* begin *

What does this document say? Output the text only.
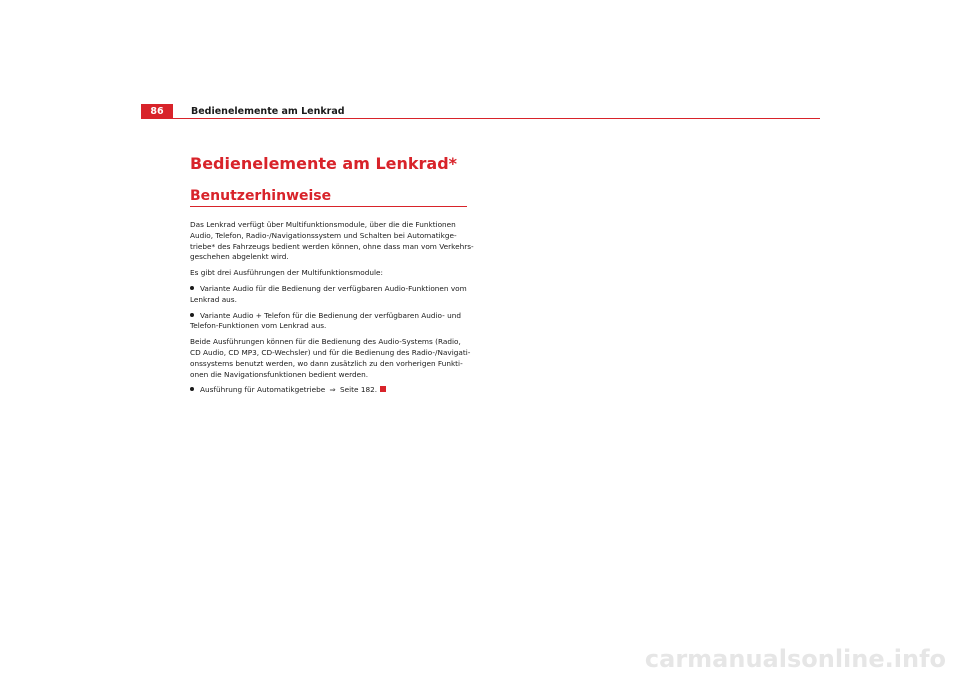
86	Bedienelemente am Lenkrad
Bedienelemente am Lenkrad*
Benutzerhinweise

Das Lenkrad verfügt über Multifunktionsmodule, über die die Funktionen
Audio, Telefon, Radio-/Navigationssystem und Schalten bei Automatikge-
triebe* des Fahrzeugs bedient werden können, ohne dass man vom Verkehrs-
geschehen abgelenkt wird.

Es gibt drei Ausführungen der Multifunktionsmodule:

Variante Audio für die Bedienung der verfügbaren Audio-Funktionen vom
Lenkrad aus.
Variante Audio + Telefon für die Bedienung der verfügbaren Audio- und
Telefon-Funktionen vom Lenkrad aus.

Beide Ausführungen können für die Bedienung des Audio-Systems (Radio,
CD Audio, CD MP3, CD-Wechsler) und für die Bedienung des Radio-/Navigati-
onssystems benutzt werden, wo dann zusätzlich zu den vorherigen Funkti-
onen die Navigationsfunktionen bedient werden.

Ausführung für Automatikgetriebe ⇒ Seite 182.
carmanualsonline.info
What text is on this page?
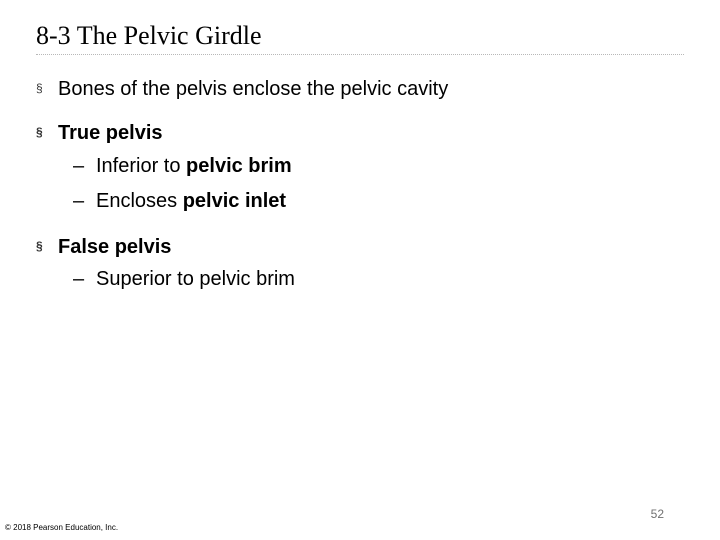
8-3 The Pelvic Girdle
§ Bones of the pelvis enclose the pelvic cavity
§ True pelvis
– Inferior to pelvic brim
– Encloses pelvic inlet
§ False pelvis
– Superior to pelvic brim
52
© 2018 Pearson Education, Inc.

* end *

**Aim:** Write the listing above out again exactly, dropping each image.

**Solution below:**
What does this document say? Output the text only.
86	Bedienelemente am Lenkrad
Bedienelemente am Lenkrad*
Benutzerhinweise

Das Lenkrad verfügt über Multifunktionsmodule, über die die Funktionen
Audio, Telefon, Radio-/Navigationssystem und Schalten bei Automatikge-
triebe* des Fahrzeugs bedient werden können, ohne dass man vom Verkehrs-
geschehen abgelenkt wird.

Es gibt drei Ausführungen der Multifunktionsmodule:

Variante Audio für die Bedienung der verfügbaren Audio-Funktionen vom
Lenkrad aus.
Variante Audio + Telefon für die Bedienung der verfügbaren Audio- und
Telefon-Funktionen vom Lenkrad aus.

Beide Ausführungen können für die Bedienung des Audio-Systems (Radio,
CD Audio, CD MP3, CD-Wechsler) und für die Bedienung des Radio-/Navigati-
onssystems benutzt werden, wo dann zusätzlich zu den vorherigen Funkti-
onen die Navigationsfunktionen bedient werden.

Ausführung für Automatikgetriebe ⇒ Seite 182.
carmanualsonline.info
What text is on this page?
8-3 The Pelvic Girdle
§ Bones of the pelvis enclose the pelvic cavity
§ True pelvis
– Inferior to pelvic brim
– Encloses pelvic inlet
§ False pelvis
– Superior to pelvic brim
52
© 2018 Pearson Education, Inc.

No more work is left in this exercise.